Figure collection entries
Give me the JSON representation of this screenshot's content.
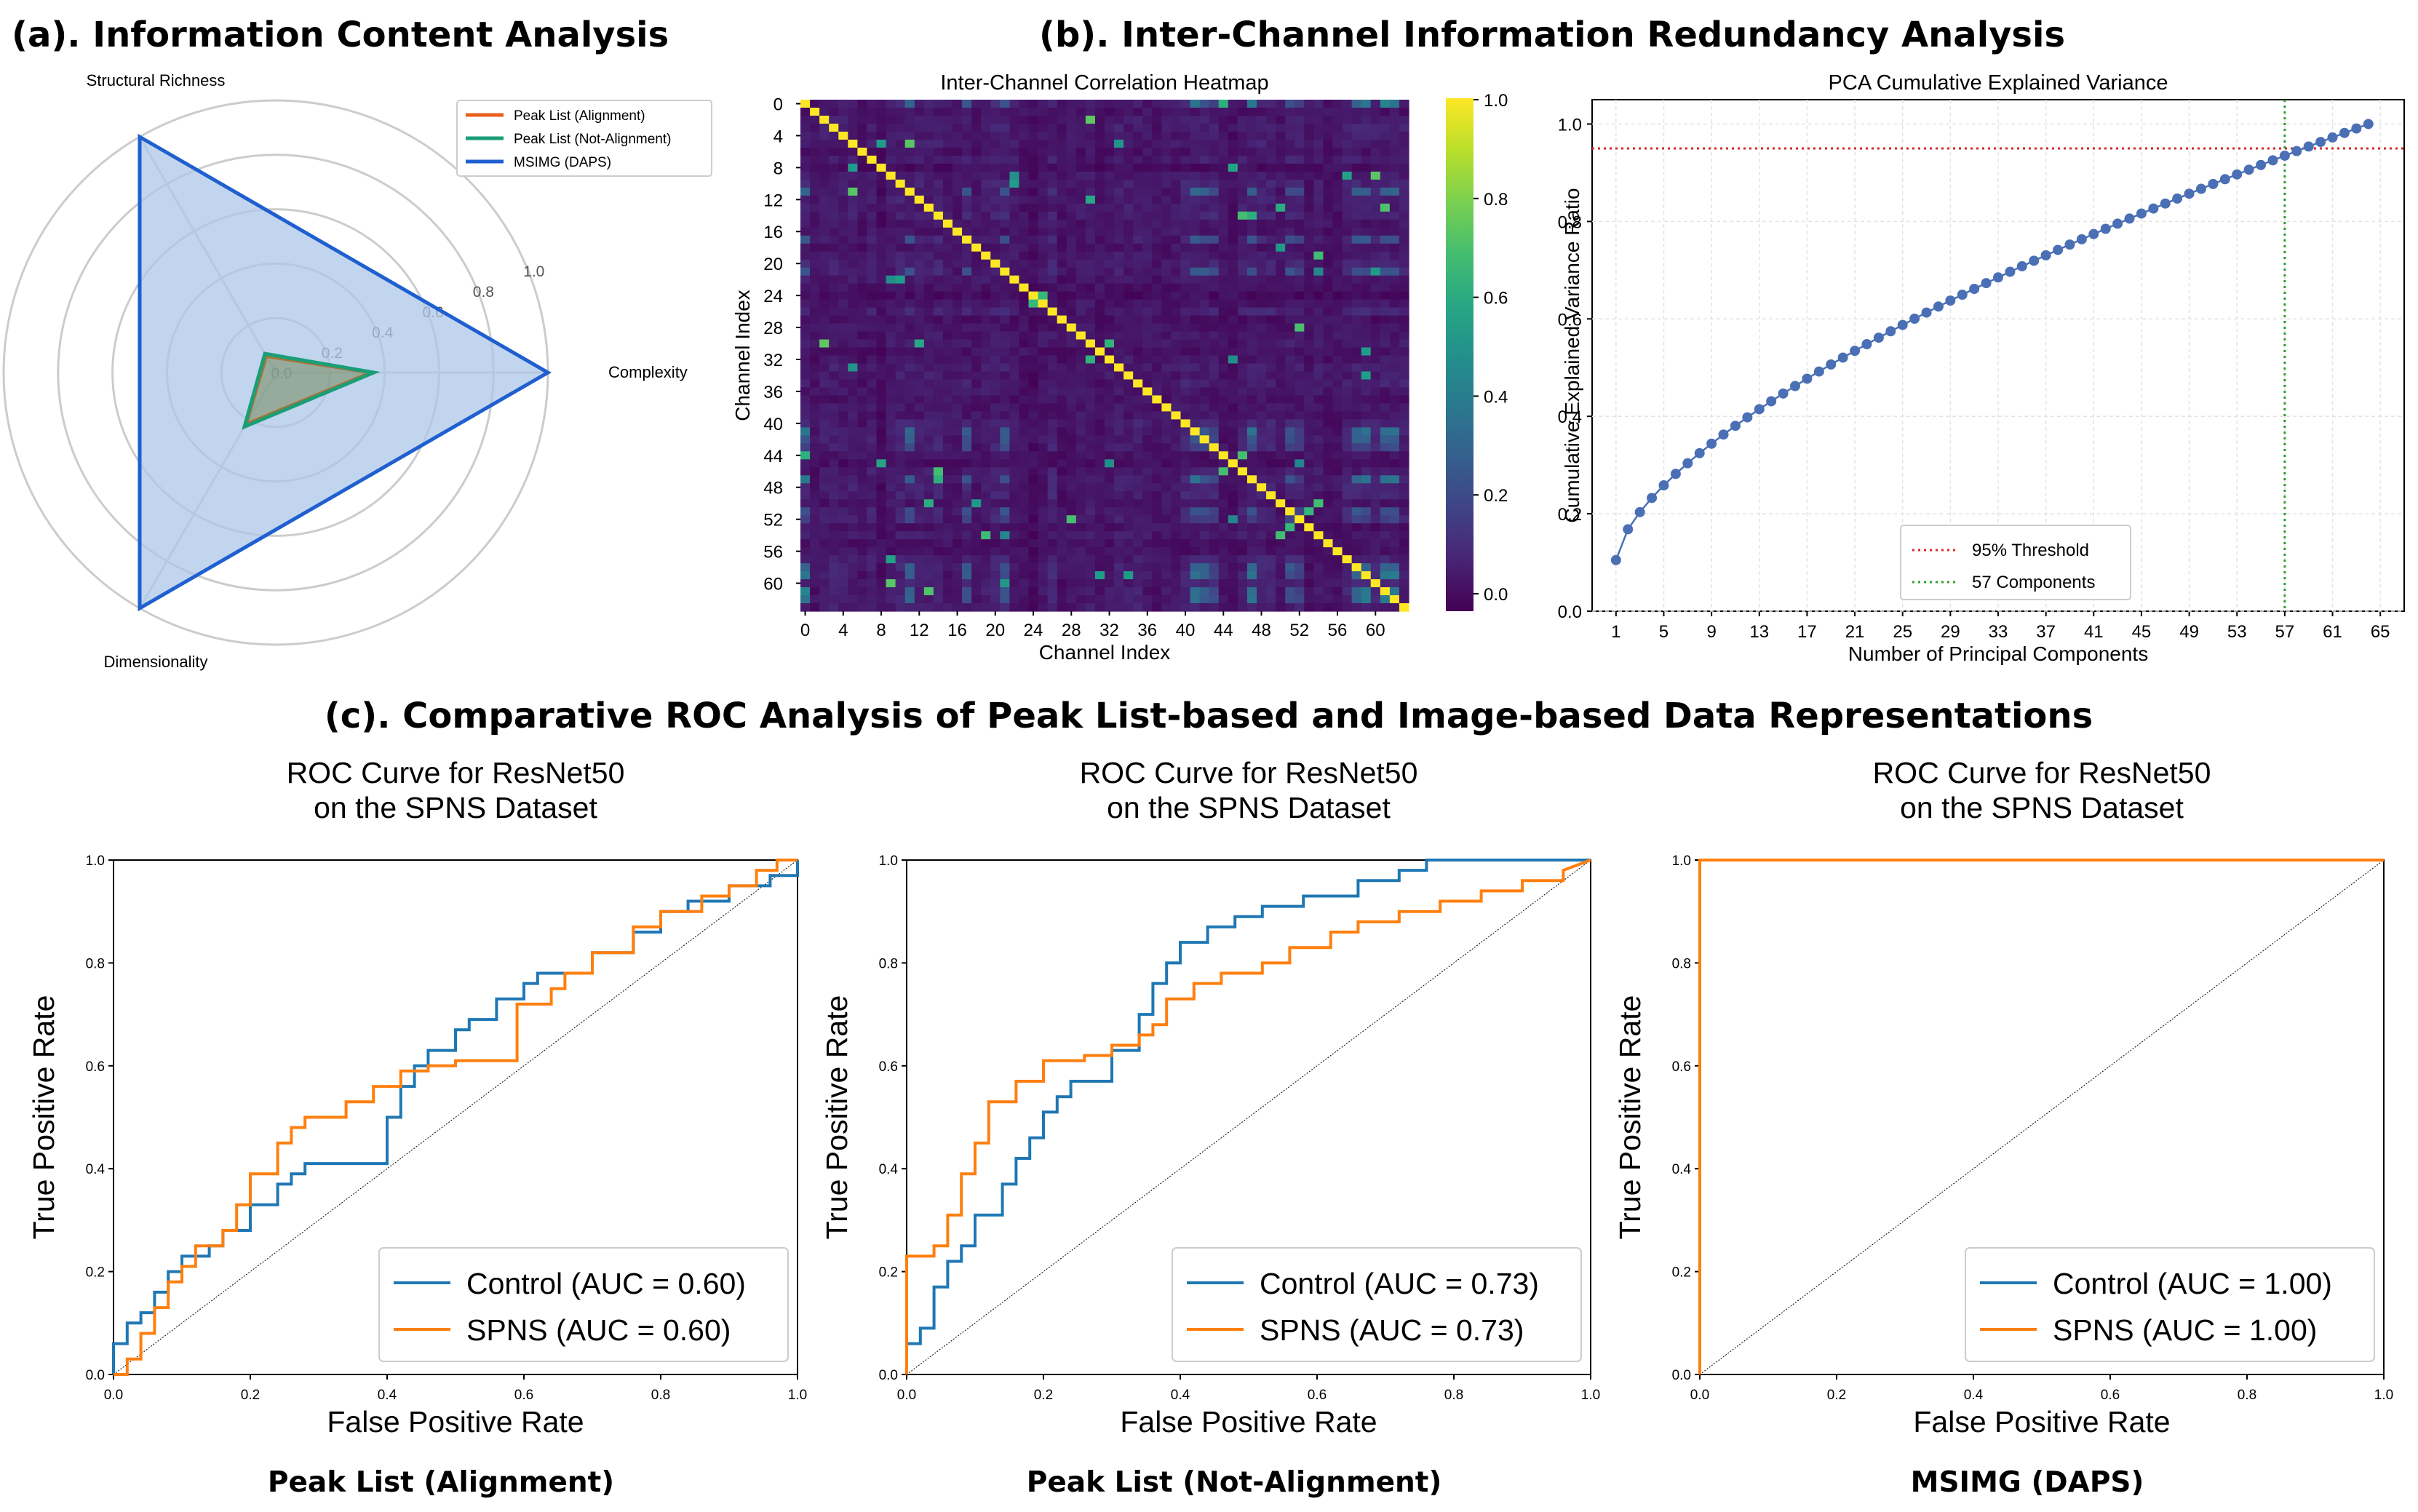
{
  "titles": {
    "a": "(a). Information Content Analysis",
    "b": "(b). Inter-Channel Information Redundancy Analysis",
    "c": "(c). Comparative ROC Analysis of Peak List-based and Image-based Data Representations"
  },
  "colors": {
    "orange": "#ff7f0e",
    "blue": "#1f77b4",
    "radar_orange": "#e8601c",
    "radar_green": "#1a9e77",
    "radar_blue": "#1f5fcf",
    "radar_fill": "#aec7e8",
    "threshold_red": "#d62728",
    "threshold_green": "#2ca02c",
    "pca_point": "#4a6fb5"
  },
  "chart_data": [
    {
      "id": "radar",
      "type": "radar",
      "axes": [
        "Structural Richness",
        "Complexity",
        "Dimensionality"
      ],
      "radial_ticks": [
        "0.0",
        "0.2",
        "0.4",
        "0.6",
        "0.8",
        "1.0"
      ],
      "rlim": [
        0,
        1.0
      ],
      "series": [
        {
          "name": "Peak List (Alignment)",
          "values": [
            0.07,
            0.35,
            0.22
          ],
          "color": "#e8601c"
        },
        {
          "name": "Peak List (Not-Alignment)",
          "values": [
            0.08,
            0.36,
            0.23
          ],
          "color": "#1a9e77"
        },
        {
          "name": "MSIMG (DAPS)",
          "values": [
            1.0,
            1.0,
            1.0
          ],
          "color": "#1f5fcf"
        }
      ]
    },
    {
      "id": "heatmap",
      "type": "heatmap",
      "title": "Inter-Channel Correlation Heatmap",
      "xlabel": "Channel Index",
      "ylabel": "Channel Index",
      "size": 64,
      "tick_labels": [
        "0",
        "4",
        "8",
        "12",
        "16",
        "20",
        "24",
        "28",
        "32",
        "36",
        "40",
        "44",
        "48",
        "52",
        "56",
        "60"
      ],
      "colorbar_ticks": [
        "0.0",
        "0.2",
        "0.4",
        "0.6",
        "0.8",
        "1.0"
      ],
      "vmin": 0,
      "vmax": 1.0,
      "diagonal": 1.0,
      "offdiag_typical": [
        0.0,
        0.4
      ]
    },
    {
      "id": "pca",
      "type": "scatter",
      "title": "PCA Cumulative Explained Variance",
      "xlabel": "Number of Principal Components",
      "ylabel": "Cumulative Explained Variance Ratio",
      "xticks": [
        "1",
        "5",
        "9",
        "13",
        "17",
        "21",
        "25",
        "29",
        "33",
        "37",
        "41",
        "45",
        "49",
        "53",
        "57",
        "61",
        "65"
      ],
      "yticks": [
        "0.0",
        "0.2",
        "0.4",
        "0.6",
        "0.8",
        "1.0"
      ],
      "xlim": [
        -1,
        67
      ],
      "ylim": [
        0,
        1.05
      ],
      "n_components": 64,
      "first_value": 0.105,
      "threshold": 0.95,
      "threshold_components": 57,
      "legend": [
        "95% Threshold",
        "57 Components"
      ]
    },
    {
      "id": "roc1",
      "type": "line",
      "title_lines": [
        "ROC Curve for ResNet50",
        "on the SPNS Dataset"
      ],
      "xlabel": "False Positive Rate",
      "ylabel": "True Positive Rate",
      "ticks": [
        "0.0",
        "0.2",
        "0.4",
        "0.6",
        "0.8",
        "1.0"
      ],
      "caption": "Peak List (Alignment)",
      "series": [
        {
          "name": "Control (AUC = 0.60)",
          "color": "#1f77b4",
          "x": [
            0,
            0,
            0.02,
            0.02,
            0.04,
            0.04,
            0.06,
            0.06,
            0.08,
            0.08,
            0.1,
            0.1,
            0.14,
            0.14,
            0.16,
            0.16,
            0.2,
            0.2,
            0.24,
            0.24,
            0.26,
            0.26,
            0.28,
            0.28,
            0.4,
            0.4,
            0.42,
            0.42,
            0.44,
            0.44,
            0.46,
            0.46,
            0.5,
            0.5,
            0.52,
            0.52,
            0.56,
            0.56,
            0.6,
            0.6,
            0.62,
            0.62,
            0.7,
            0.7,
            0.76,
            0.76,
            0.8,
            0.8,
            0.84,
            0.84,
            0.9,
            0.9,
            0.96,
            0.96,
            1.0,
            1.0
          ],
          "y": [
            0,
            0.06,
            0.06,
            0.1,
            0.1,
            0.12,
            0.12,
            0.16,
            0.16,
            0.2,
            0.2,
            0.23,
            0.23,
            0.25,
            0.25,
            0.28,
            0.28,
            0.33,
            0.33,
            0.37,
            0.37,
            0.39,
            0.39,
            0.41,
            0.41,
            0.5,
            0.5,
            0.56,
            0.56,
            0.6,
            0.6,
            0.63,
            0.63,
            0.67,
            0.67,
            0.69,
            0.69,
            0.73,
            0.73,
            0.76,
            0.76,
            0.78,
            0.78,
            0.82,
            0.82,
            0.86,
            0.86,
            0.9,
            0.9,
            0.92,
            0.92,
            0.95,
            0.95,
            0.97,
            0.97,
            1.0
          ]
        },
        {
          "name": "SPNS (AUC = 0.60)",
          "color": "#ff7f0e",
          "x": [
            0,
            0.02,
            0.02,
            0.04,
            0.04,
            0.06,
            0.06,
            0.08,
            0.08,
            0.1,
            0.1,
            0.12,
            0.12,
            0.16,
            0.16,
            0.18,
            0.18,
            0.2,
            0.2,
            0.24,
            0.24,
            0.26,
            0.26,
            0.28,
            0.28,
            0.34,
            0.34,
            0.38,
            0.38,
            0.42,
            0.42,
            0.46,
            0.46,
            0.5,
            0.5,
            0.59,
            0.59,
            0.64,
            0.64,
            0.66,
            0.66,
            0.7,
            0.7,
            0.76,
            0.76,
            0.8,
            0.8,
            0.86,
            0.86,
            0.9,
            0.9,
            0.94,
            0.94,
            0.97,
            0.97,
            1.0
          ],
          "y": [
            0,
            0,
            0.03,
            0.03,
            0.08,
            0.08,
            0.13,
            0.13,
            0.18,
            0.18,
            0.21,
            0.21,
            0.25,
            0.25,
            0.28,
            0.28,
            0.33,
            0.33,
            0.39,
            0.39,
            0.45,
            0.45,
            0.48,
            0.48,
            0.5,
            0.5,
            0.53,
            0.53,
            0.56,
            0.56,
            0.59,
            0.59,
            0.6,
            0.6,
            0.61,
            0.61,
            0.72,
            0.72,
            0.75,
            0.75,
            0.78,
            0.78,
            0.82,
            0.82,
            0.87,
            0.87,
            0.9,
            0.9,
            0.93,
            0.93,
            0.95,
            0.95,
            0.98,
            0.98,
            1.0,
            1.0
          ]
        }
      ]
    },
    {
      "id": "roc2",
      "type": "line",
      "title_lines": [
        "ROC Curve for ResNet50",
        "on the SPNS Dataset"
      ],
      "xlabel": "False Positive Rate",
      "ylabel": "True Positive Rate",
      "ticks": [
        "0.0",
        "0.2",
        "0.4",
        "0.6",
        "0.8",
        "1.0"
      ],
      "caption": "Peak List (Not-Alignment)",
      "series": [
        {
          "name": "Control (AUC = 0.73)",
          "color": "#1f77b4",
          "x": [
            0,
            0,
            0.02,
            0.02,
            0.04,
            0.04,
            0.06,
            0.06,
            0.08,
            0.08,
            0.1,
            0.1,
            0.14,
            0.14,
            0.16,
            0.16,
            0.18,
            0.18,
            0.2,
            0.2,
            0.22,
            0.22,
            0.24,
            0.24,
            0.3,
            0.3,
            0.34,
            0.34,
            0.36,
            0.36,
            0.38,
            0.38,
            0.4,
            0.4,
            0.44,
            0.44,
            0.48,
            0.48,
            0.52,
            0.52,
            0.58,
            0.58,
            0.66,
            0.66,
            0.72,
            0.72,
            0.76,
            0.76,
            1.0
          ],
          "y": [
            0,
            0.06,
            0.06,
            0.09,
            0.09,
            0.17,
            0.17,
            0.22,
            0.22,
            0.25,
            0.25,
            0.31,
            0.31,
            0.37,
            0.37,
            0.42,
            0.42,
            0.46,
            0.46,
            0.51,
            0.51,
            0.54,
            0.54,
            0.57,
            0.57,
            0.63,
            0.63,
            0.7,
            0.7,
            0.76,
            0.76,
            0.8,
            0.8,
            0.84,
            0.84,
            0.87,
            0.87,
            0.89,
            0.89,
            0.91,
            0.91,
            0.93,
            0.93,
            0.96,
            0.96,
            0.98,
            0.98,
            1.0,
            1.0
          ]
        },
        {
          "name": "SPNS (AUC = 0.73)",
          "color": "#ff7f0e",
          "x": [
            0,
            0,
            0.04,
            0.04,
            0.06,
            0.06,
            0.08,
            0.08,
            0.1,
            0.1,
            0.12,
            0.12,
            0.16,
            0.16,
            0.2,
            0.2,
            0.26,
            0.26,
            0.3,
            0.3,
            0.34,
            0.34,
            0.36,
            0.36,
            0.38,
            0.38,
            0.42,
            0.42,
            0.46,
            0.46,
            0.52,
            0.52,
            0.56,
            0.56,
            0.62,
            0.62,
            0.66,
            0.66,
            0.72,
            0.72,
            0.78,
            0.78,
            0.84,
            0.84,
            0.9,
            0.9,
            0.96,
            0.96,
            1.0
          ],
          "y": [
            0,
            0.23,
            0.23,
            0.25,
            0.25,
            0.31,
            0.31,
            0.39,
            0.39,
            0.45,
            0.45,
            0.53,
            0.53,
            0.57,
            0.57,
            0.61,
            0.61,
            0.62,
            0.62,
            0.64,
            0.64,
            0.66,
            0.66,
            0.68,
            0.68,
            0.73,
            0.73,
            0.76,
            0.76,
            0.78,
            0.78,
            0.8,
            0.8,
            0.83,
            0.83,
            0.86,
            0.86,
            0.88,
            0.88,
            0.9,
            0.9,
            0.92,
            0.92,
            0.94,
            0.94,
            0.96,
            0.96,
            0.98,
            1.0
          ]
        }
      ]
    },
    {
      "id": "roc3",
      "type": "line",
      "title_lines": [
        "ROC Curve for ResNet50",
        "on the SPNS Dataset"
      ],
      "xlabel": "False Positive Rate",
      "ylabel": "True Positive Rate",
      "ticks": [
        "0.0",
        "0.2",
        "0.4",
        "0.6",
        "0.8",
        "1.0"
      ],
      "caption": "MSIMG (DAPS)",
      "series": [
        {
          "name": "Control (AUC = 1.00)",
          "color": "#1f77b4",
          "x": [
            0,
            0,
            1.0
          ],
          "y": [
            0,
            1.0,
            1.0
          ]
        },
        {
          "name": "SPNS (AUC = 1.00)",
          "color": "#ff7f0e",
          "x": [
            0,
            0,
            1.0
          ],
          "y": [
            0,
            1.0,
            1.0
          ]
        }
      ]
    }
  ]
}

Task requirements
Every line holding "caption" should be copied out.

Output for this task
      "caption": "Peak List (Alignment)",
      "caption": "Peak List (Not-Alignment)",
      "caption": "MSIMG (DAPS)",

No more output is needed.